→ **Aim of the task**
Return the entries verbatim and drop every picture.

→ **Material to process**
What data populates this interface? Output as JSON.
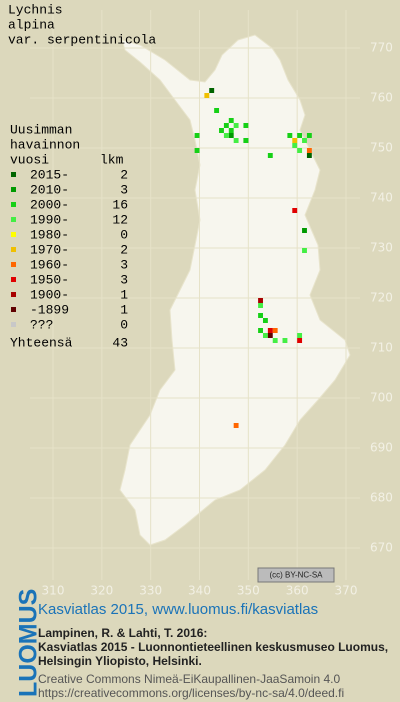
{
  "title": [
    "Lychnis",
    "alpina",
    "var. serpentinicola"
  ],
  "legend": {
    "heading": [
      "Uusimman",
      "havainnon"
    ],
    "year_header": "vuosi",
    "count_header": "lkm",
    "rows": [
      {
        "label": "2015-",
        "count": 2,
        "color": "#006400",
        "squares": [
          [
            342,
            761
          ],
          [
            362,
            748
          ]
        ]
      },
      {
        "label": "2010-",
        "count": 3,
        "color": "#009a00",
        "squares": [
          [
            346,
            752
          ],
          [
            349,
            751
          ],
          [
            361,
            733
          ]
        ]
      },
      {
        "label": "2000-",
        "count": 16,
        "color": "#16d016",
        "squares": [
          [
            343,
            757
          ],
          [
            345,
            754
          ],
          [
            346,
            755
          ],
          [
            344,
            753
          ],
          [
            346,
            753
          ],
          [
            349,
            754
          ],
          [
            349,
            751
          ],
          [
            339,
            752
          ],
          [
            339,
            749
          ],
          [
            354,
            748
          ],
          [
            358,
            752
          ],
          [
            360,
            752
          ],
          [
            362,
            752
          ],
          [
            352,
            716
          ],
          [
            353,
            715
          ],
          [
            352,
            713
          ]
        ]
      },
      {
        "label": "1990-",
        "count": 12,
        "color": "#44ee44",
        "squares": [
          [
            345,
            752
          ],
          [
            347,
            754
          ],
          [
            347,
            751
          ],
          [
            359,
            750
          ],
          [
            361,
            751
          ],
          [
            360,
            749
          ],
          [
            353,
            712
          ],
          [
            355,
            711
          ],
          [
            357,
            711
          ],
          [
            360,
            712
          ],
          [
            361,
            729
          ],
          [
            352,
            718
          ]
        ]
      },
      {
        "label": "1980-",
        "count": 0,
        "color": "#ffff00",
        "squares": []
      },
      {
        "label": "1970-",
        "count": 2,
        "color": "#f0c000",
        "squares": [
          [
            341,
            760
          ],
          [
            359,
            751
          ]
        ]
      },
      {
        "label": "1960-",
        "count": 3,
        "color": "#ff6600",
        "squares": [
          [
            347,
            694
          ],
          [
            362,
            749
          ],
          [
            355,
            713
          ]
        ]
      },
      {
        "label": "1950-",
        "count": 3,
        "color": "#e00000",
        "squares": [
          [
            359,
            737
          ],
          [
            354,
            713
          ],
          [
            360,
            711
          ]
        ]
      },
      {
        "label": "1900-",
        "count": 1,
        "color": "#a80000",
        "squares": [
          [
            352,
            719
          ]
        ]
      },
      {
        "label": "-1899",
        "count": 1,
        "color": "#600000",
        "squares": [
          [
            354,
            712
          ]
        ]
      },
      {
        "label": "???",
        "count": 0,
        "color": "#c8c8c8",
        "squares": []
      }
    ],
    "total": {
      "label": "Yhteensä",
      "count": 43
    }
  },
  "map": {
    "xlim": [
      310,
      370
    ],
    "ylim": [
      670,
      770
    ],
    "xticks": [
      310,
      320,
      330,
      340,
      350,
      360,
      370
    ],
    "yticks": [
      670,
      680,
      690,
      700,
      710,
      720,
      730,
      740,
      750,
      760,
      770
    ]
  },
  "license_badge": "(cc) BY-NC-SA",
  "footer": {
    "logo": "LUOMUS",
    "site": "Kasviatlas 2015, www.luomus.fi/kasviatlas",
    "citation": [
      "Lampinen, R. & Lahti, T. 2016:",
      "Kasviatlas 2015 - Luonnontieteellinen keskusmuseo Luomus,",
      "Helsingin Yliopisto, Helsinki."
    ],
    "license": [
      "Creative Commons Nimeä-EiKaupallinen-JaaSamoin 4.0",
      "https://creativecommons.org/licenses/by-nc-sa/4.0/deed.fi"
    ]
  }
}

→ **Exercise solution**
What data populates this interface? Output as JSON.
{
  "title": [
    "Lychnis",
    "alpina",
    "var. serpentinicola"
  ],
  "legend": {
    "heading": [
      "Uusimman",
      "havainnon"
    ],
    "year_header": "vuosi",
    "count_header": "lkm",
    "rows": [
      {
        "label": "2015-",
        "count": 2,
        "color": "#006400",
        "squares": [
          [
            342,
            761
          ],
          [
            362,
            748
          ]
        ]
      },
      {
        "label": "2010-",
        "count": 3,
        "color": "#009a00",
        "squares": [
          [
            346,
            752
          ],
          [
            349,
            751
          ],
          [
            361,
            733
          ]
        ]
      },
      {
        "label": "2000-",
        "count": 16,
        "color": "#16d016",
        "squares": [
          [
            343,
            757
          ],
          [
            345,
            754
          ],
          [
            346,
            755
          ],
          [
            344,
            753
          ],
          [
            346,
            753
          ],
          [
            349,
            754
          ],
          [
            349,
            751
          ],
          [
            339,
            752
          ],
          [
            339,
            749
          ],
          [
            354,
            748
          ],
          [
            358,
            752
          ],
          [
            360,
            752
          ],
          [
            362,
            752
          ],
          [
            352,
            716
          ],
          [
            353,
            715
          ],
          [
            352,
            713
          ]
        ]
      },
      {
        "label": "1990-",
        "count": 12,
        "color": "#44ee44",
        "squares": [
          [
            345,
            752
          ],
          [
            347,
            754
          ],
          [
            347,
            751
          ],
          [
            359,
            750
          ],
          [
            361,
            751
          ],
          [
            360,
            749
          ],
          [
            353,
            712
          ],
          [
            355,
            711
          ],
          [
            357,
            711
          ],
          [
            360,
            712
          ],
          [
            361,
            729
          ],
          [
            352,
            718
          ]
        ]
      },
      {
        "label": "1980-",
        "count": 0,
        "color": "#ffff00",
        "squares": []
      },
      {
        "label": "1970-",
        "count": 2,
        "color": "#f0c000",
        "squares": [
          [
            341,
            760
          ],
          [
            359,
            751
          ]
        ]
      },
      {
        "label": "1960-",
        "count": 3,
        "color": "#ff6600",
        "squares": [
          [
            347,
            694
          ],
          [
            362,
            749
          ],
          [
            355,
            713
          ]
        ]
      },
      {
        "label": "1950-",
        "count": 3,
        "color": "#e00000",
        "squares": [
          [
            359,
            737
          ],
          [
            354,
            713
          ],
          [
            360,
            711
          ]
        ]
      },
      {
        "label": "1900-",
        "count": 1,
        "color": "#a80000",
        "squares": [
          [
            352,
            719
          ]
        ]
      },
      {
        "label": "-1899",
        "count": 1,
        "color": "#600000",
        "squares": [
          [
            354,
            712
          ]
        ]
      },
      {
        "label": "???",
        "count": 0,
        "color": "#c8c8c8",
        "squares": []
      }
    ],
    "total": {
      "label": "Yhteensä",
      "count": 43
    }
  },
  "map": {
    "xlim": [
      310,
      370
    ],
    "ylim": [
      670,
      770
    ],
    "xticks": [
      310,
      320,
      330,
      340,
      350,
      360,
      370
    ],
    "yticks": [
      670,
      680,
      690,
      700,
      710,
      720,
      730,
      740,
      750,
      760,
      770
    ]
  },
  "license_badge": "(cc) BY-NC-SA",
  "footer": {
    "logo": "LUOMUS",
    "site": "Kasviatlas 2015, www.luomus.fi/kasviatlas",
    "citation": [
      "Lampinen, R. & Lahti, T. 2016:",
      "Kasviatlas 2015 - Luonnontieteellinen keskusmuseo Luomus,",
      "Helsingin Yliopisto, Helsinki."
    ],
    "license": [
      "Creative Commons Nimeä-EiKaupallinen-JaaSamoin 4.0",
      "https://creativecommons.org/licenses/by-nc-sa/4.0/deed.fi"
    ]
  }
}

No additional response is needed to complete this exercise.